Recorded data
--
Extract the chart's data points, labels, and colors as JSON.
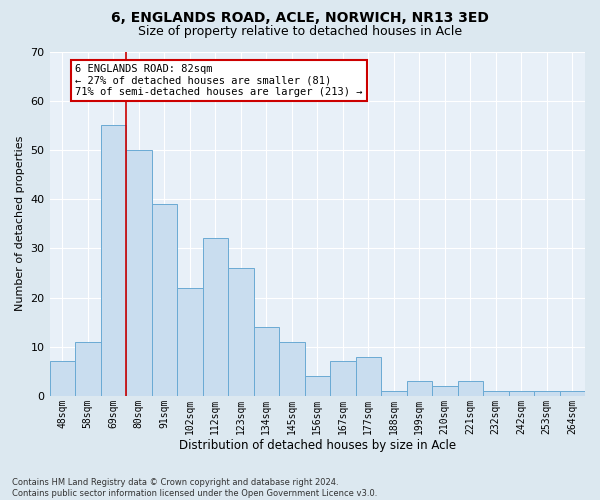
{
  "title1": "6, ENGLANDS ROAD, ACLE, NORWICH, NR13 3ED",
  "title2": "Size of property relative to detached houses in Acle",
  "xlabel": "Distribution of detached houses by size in Acle",
  "ylabel": "Number of detached properties",
  "categories": [
    "48sqm",
    "58sqm",
    "69sqm",
    "80sqm",
    "91sqm",
    "102sqm",
    "112sqm",
    "123sqm",
    "134sqm",
    "145sqm",
    "156sqm",
    "167sqm",
    "177sqm",
    "188sqm",
    "199sqm",
    "210sqm",
    "221sqm",
    "232sqm",
    "242sqm",
    "253sqm",
    "264sqm"
  ],
  "values": [
    7,
    11,
    55,
    50,
    39,
    22,
    32,
    26,
    14,
    11,
    4,
    7,
    8,
    1,
    3,
    2,
    3,
    1,
    1,
    1,
    1
  ],
  "bar_color": "#c9ddef",
  "bar_edge_color": "#6aaad4",
  "vline_x": 2.5,
  "vline_color": "#cc0000",
  "annotation_line1": "6 ENGLANDS ROAD: 82sqm",
  "annotation_line2": "← 27% of detached houses are smaller (81)",
  "annotation_line3": "71% of semi-detached houses are larger (213) →",
  "annotation_box_facecolor": "#ffffff",
  "annotation_box_edgecolor": "#cc0000",
  "ylim": [
    0,
    70
  ],
  "yticks": [
    0,
    10,
    20,
    30,
    40,
    50,
    60,
    70
  ],
  "footer1": "Contains HM Land Registry data © Crown copyright and database right 2024.",
  "footer2": "Contains public sector information licensed under the Open Government Licence v3.0.",
  "fig_facecolor": "#dce8f0",
  "ax_facecolor": "#e8f0f8",
  "grid_color": "#ffffff",
  "title1_fontsize": 10,
  "title2_fontsize": 9,
  "ylabel_fontsize": 8,
  "xlabel_fontsize": 8.5,
  "tick_fontsize": 8,
  "xtick_fontsize": 7,
  "annotation_fontsize": 7.5,
  "footer_fontsize": 6
}
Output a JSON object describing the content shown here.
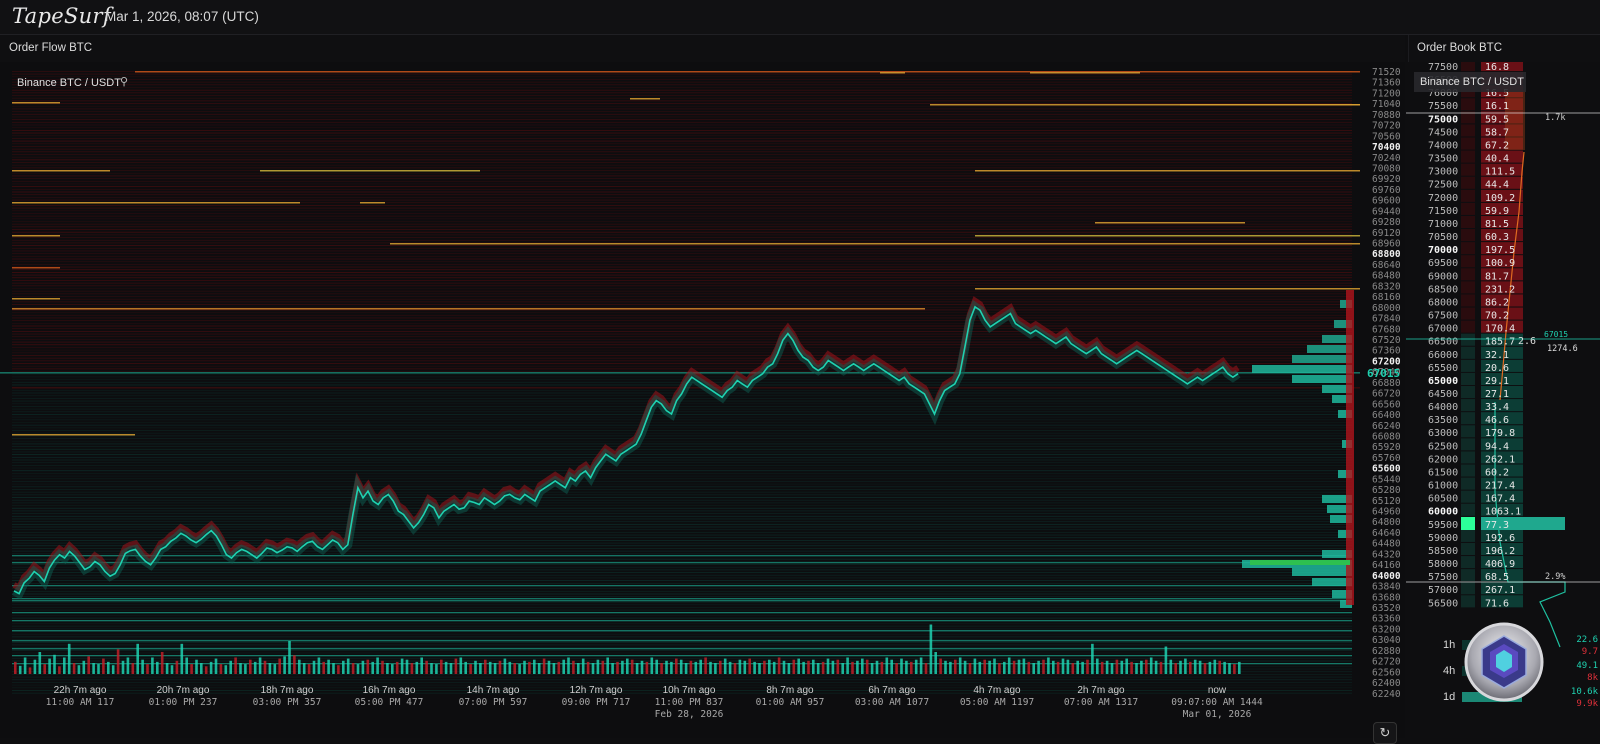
{
  "app": {
    "name": "TapeSurf",
    "datetime": "Mar 1, 2026, 08:07 (UTC)"
  },
  "order_flow": {
    "title": "Order Flow BTC",
    "symbol": "Binance BTC / USDT",
    "price_axis": [
      "71520",
      "71360",
      "71200",
      "71040",
      "70880",
      "70720",
      "70560",
      "70400",
      "70240",
      "70080",
      "69920",
      "69760",
      "69600",
      "69440",
      "69280",
      "69120",
      "68960",
      "68800",
      "68640",
      "68480",
      "68320",
      "68160",
      "68000",
      "67840",
      "67680",
      "67520",
      "67360",
      "67200",
      "67040",
      "66880",
      "66720",
      "66560",
      "66400",
      "66240",
      "66080",
      "65920",
      "65760",
      "65600",
      "65440",
      "65280",
      "65120",
      "64960",
      "64800",
      "64640",
      "64480",
      "64320",
      "64160",
      "64000",
      "63840",
      "63680",
      "63520",
      "63360",
      "63200",
      "63040",
      "62880",
      "62720",
      "62560",
      "62400",
      "62240"
    ],
    "bold_prices": [
      "70400",
      "68800",
      "67200",
      "65600",
      "64000"
    ],
    "current_price": "67015",
    "time_axis": [
      {
        "top": "22h 7m ago",
        "bottom": "11:00 AM 117"
      },
      {
        "top": "20h 7m ago",
        "bottom": "01:00 PM 237"
      },
      {
        "top": "18h 7m ago",
        "bottom": "03:00 PM 357"
      },
      {
        "top": "16h 7m ago",
        "bottom": "05:00 PM 477"
      },
      {
        "top": "14h 7m ago",
        "bottom": "07:00 PM 597"
      },
      {
        "top": "12h 7m ago",
        "bottom": "09:00 PM 717"
      },
      {
        "top": "10h 7m ago",
        "bottom": "11:00 PM 837",
        "date": "Feb 28, 2026"
      },
      {
        "top": "8h 7m ago",
        "bottom": "01:00 AM 957"
      },
      {
        "top": "6h 7m ago",
        "bottom": "03:00 AM 1077"
      },
      {
        "top": "4h 7m ago",
        "bottom": "05:00 AM 1197"
      },
      {
        "top": "2h 7m ago",
        "bottom": "07:00 AM 1317"
      },
      {
        "top": "now",
        "bottom": "09:07:00 AM 1444",
        "date": "Mar 01, 2026"
      }
    ],
    "price_series": [
      63760,
      63720,
      63880,
      63950,
      64050,
      63990,
      63900,
      64100,
      64220,
      64300,
      64250,
      64350,
      64280,
      64180,
      64080,
      64120,
      64200,
      64150,
      64050,
      63980,
      64020,
      64150,
      64320,
      64360,
      64380,
      64280,
      64200,
      64150,
      64250,
      64380,
      64420,
      64500,
      64550,
      64620,
      64580,
      64520,
      64480,
      64530,
      64600,
      64660,
      64580,
      64450,
      64300,
      64250,
      64330,
      64380,
      64350,
      64300,
      64250,
      64320,
      64400,
      64380,
      64330,
      64370,
      64420,
      64400,
      64350,
      64420,
      64480,
      64500,
      64420,
      64380,
      64450,
      64520,
      64480,
      64380,
      64450,
      64900,
      65300,
      65150,
      65250,
      65100,
      65050,
      65150,
      65200,
      65100,
      64950,
      64900,
      64800,
      64700,
      64780,
      64900,
      65050,
      65000,
      64850,
      64950,
      65000,
      65050,
      64980,
      65000,
      65100,
      65080,
      65050,
      65150,
      65100,
      65050,
      65100,
      65180,
      65200,
      65150,
      65120,
      65200,
      65150,
      65100,
      65250,
      65300,
      65350,
      65400,
      65350,
      65300,
      65450,
      65400,
      65500,
      65550,
      65450,
      65600,
      65700,
      65800,
      65750,
      65700,
      65800,
      65850,
      65900,
      65950,
      66100,
      66300,
      66500,
      66600,
      66550,
      66450,
      66400,
      66600,
      66700,
      66850,
      66950,
      66900,
      66850,
      66800,
      66750,
      66700,
      66650,
      66750,
      66800,
      66900,
      66850,
      66800,
      66900,
      66950,
      67000,
      67100,
      67150,
      67300,
      67500,
      67600,
      67500,
      67350,
      67250,
      67200,
      67100,
      67050,
      67100,
      67200,
      67150,
      67100,
      67050,
      67100,
      67150,
      67100,
      67050,
      67100,
      67150,
      67100,
      67050,
      67000,
      66950,
      66900,
      66950,
      66850,
      66800,
      66750,
      66700,
      66550,
      66400,
      66600,
      66750,
      66800,
      66850,
      67000,
      67400,
      67800,
      68000,
      67950,
      67800,
      67700,
      67750,
      67800,
      67850,
      67900,
      67750,
      67700,
      67650,
      67600,
      67650,
      67600,
      67550,
      67500,
      67450,
      67500,
      67550,
      67450,
      67400,
      67350,
      67300,
      67350,
      67400,
      67300,
      67250,
      67200,
      67150,
      67200,
      67250,
      67300,
      67350,
      67300,
      67250,
      67200,
      67150,
      67100,
      67050,
      67000,
      66950,
      66900,
      66850,
      66900,
      66950,
      66900,
      66950,
      67000,
      67050,
      67100,
      67000,
      66950,
      67000
    ],
    "volume_series": [
      22,
      15,
      30,
      12,
      26,
      40,
      18,
      28,
      35,
      14,
      30,
      55,
      20,
      16,
      24,
      32,
      20,
      18,
      28,
      22,
      16,
      45,
      24,
      30,
      20,
      55,
      26,
      18,
      30,
      22,
      40,
      20,
      16,
      24,
      55,
      30,
      18,
      26,
      20,
      14,
      22,
      28,
      18,
      16,
      24,
      30,
      20,
      18,
      26,
      22,
      30,
      24,
      20,
      18,
      28,
      32,
      60,
      34,
      26,
      20,
      18,
      24,
      30,
      22,
      26,
      20,
      16,
      24,
      28,
      20,
      18,
      24,
      26,
      22,
      30,
      24,
      20,
      18,
      22,
      28,
      26,
      20,
      22,
      30,
      24,
      20,
      18,
      26,
      22,
      20,
      28,
      30,
      22,
      18,
      24,
      20,
      26,
      22,
      20,
      24,
      28,
      22,
      20,
      18,
      24,
      22,
      26,
      20,
      28,
      24,
      20,
      22,
      26,
      30,
      24,
      20,
      28,
      22,
      20,
      26,
      24,
      30,
      20,
      22,
      24,
      28,
      26,
      20,
      24,
      22,
      30,
      26,
      20,
      24,
      22,
      28,
      26,
      20,
      24,
      22,
      26,
      30,
      22,
      20,
      24,
      28,
      22,
      20,
      26,
      24,
      28,
      22,
      20,
      24,
      26,
      22,
      30,
      24,
      20,
      26,
      28,
      22,
      24,
      26,
      20,
      22,
      28,
      24,
      26,
      20,
      30,
      22,
      24,
      28,
      26,
      20,
      24,
      22,
      30,
      26,
      20,
      28,
      24,
      22,
      26,
      30,
      20,
      90,
      40,
      28,
      24,
      22,
      26,
      30,
      24,
      20,
      28,
      22,
      26,
      24,
      28,
      20,
      22,
      30,
      24,
      26,
      28,
      22,
      20,
      24,
      26,
      30,
      24,
      22,
      28,
      26,
      20,
      24,
      22,
      26,
      55,
      28,
      22,
      24,
      20,
      26,
      24,
      28,
      22,
      20,
      24,
      26,
      30,
      24,
      22,
      50,
      26,
      20,
      24,
      28,
      22,
      26,
      24,
      20,
      22,
      26,
      24,
      22,
      20,
      18,
      22
    ]
  },
  "order_book": {
    "title": "Order Book BTC",
    "symbol": "Binance BTC / USDT",
    "asks": [
      {
        "price": "77500",
        "size": "16.8"
      },
      {
        "price": "76500",
        "size": ""
      },
      {
        "price": "76000",
        "size": "16.5"
      },
      {
        "price": "75500",
        "size": "16.1"
      },
      {
        "price": "75000",
        "size": "59.5",
        "bold": true
      },
      {
        "price": "74500",
        "size": "58.7"
      },
      {
        "price": "74000",
        "size": "67.2"
      },
      {
        "price": "73500",
        "size": "40.4"
      },
      {
        "price": "73000",
        "size": "111.5"
      },
      {
        "price": "72500",
        "size": "44.4"
      },
      {
        "price": "72000",
        "size": "109.2"
      },
      {
        "price": "71500",
        "size": "59.9"
      },
      {
        "price": "71000",
        "size": "81.5"
      },
      {
        "price": "70500",
        "size": "60.3"
      },
      {
        "price": "70000",
        "size": "197.5",
        "bold": true
      },
      {
        "price": "69500",
        "size": "100.9"
      },
      {
        "price": "69000",
        "size": "81.7"
      },
      {
        "price": "68500",
        "size": "231.2"
      },
      {
        "price": "68000",
        "size": "86.2"
      },
      {
        "price": "67500",
        "size": "70.2"
      },
      {
        "price": "67000",
        "size": "170.4"
      }
    ],
    "bids": [
      {
        "price": "66500",
        "size": "185.7"
      },
      {
        "price": "66000",
        "size": "32.1"
      },
      {
        "price": "65500",
        "size": "20.6"
      },
      {
        "price": "65000",
        "size": "29.1",
        "bold": true
      },
      {
        "price": "64500",
        "size": "27.1"
      },
      {
        "price": "64000",
        "size": "33.4"
      },
      {
        "price": "63500",
        "size": "46.6"
      },
      {
        "price": "63000",
        "size": "179.8"
      },
      {
        "price": "62500",
        "size": "94.4"
      },
      {
        "price": "62000",
        "size": "262.1"
      },
      {
        "price": "61500",
        "size": "60.2"
      },
      {
        "price": "61000",
        "size": "217.4"
      },
      {
        "price": "60500",
        "size": "167.4"
      },
      {
        "price": "60000",
        "size": "1063.1",
        "bold": true
      },
      {
        "price": "59500",
        "size": "77.3"
      },
      {
        "price": "59000",
        "size": "192.6"
      },
      {
        "price": "58500",
        "size": "196.2"
      },
      {
        "price": "58000",
        "size": "406.9"
      },
      {
        "price": "57500",
        "size": "68.5"
      },
      {
        "price": "57000",
        "size": "267.1"
      },
      {
        "price": "56500",
        "size": "71.6"
      }
    ],
    "spread_label": "2.6",
    "current_price": "67015",
    "cum_ask_label": "1274.6",
    "ask_pct": "1.7k",
    "bid_pct": "2.9%",
    "timeframes": [
      {
        "label": "1h",
        "values": [
          "22.6",
          "9.7"
        ]
      },
      {
        "label": "4h",
        "values": [
          "49.1",
          "8k"
        ]
      },
      {
        "label": "1d",
        "values": [
          "10.6k",
          "9.9k"
        ]
      }
    ]
  },
  "colors": {
    "bid": "#1fd1b0",
    "ask": "#d81f28",
    "orange": "#e08a2a",
    "gold": "#d9b43a",
    "bg": "#0d0d0f"
  }
}
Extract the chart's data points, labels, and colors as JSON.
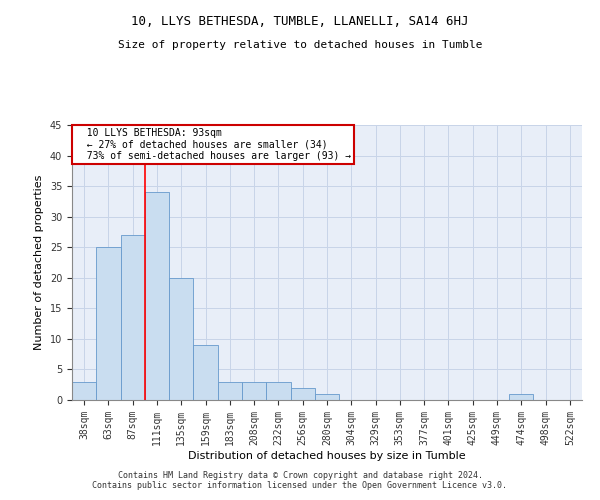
--
Pick out lines containing the word "bottom", each one as written.

        "bottom": "11:00 AM 117"
        "bottom": "01:00 PM 237"
        "bottom": "03:00 PM 357"
        "bottom": "05:00 PM 477"
        "bottom": "07:00 PM 597"
        "bottom": "09:00 PM 717"
        "bottom": "11:00 PM 837",
        "bottom": "01:00 AM 957"
        "bottom": "03:00 AM 1077"
        "bottom": "05:00 AM 1197"
        "bottom": "07:00 AM 1317"
        "bottom": "09:07:00 AM 1444",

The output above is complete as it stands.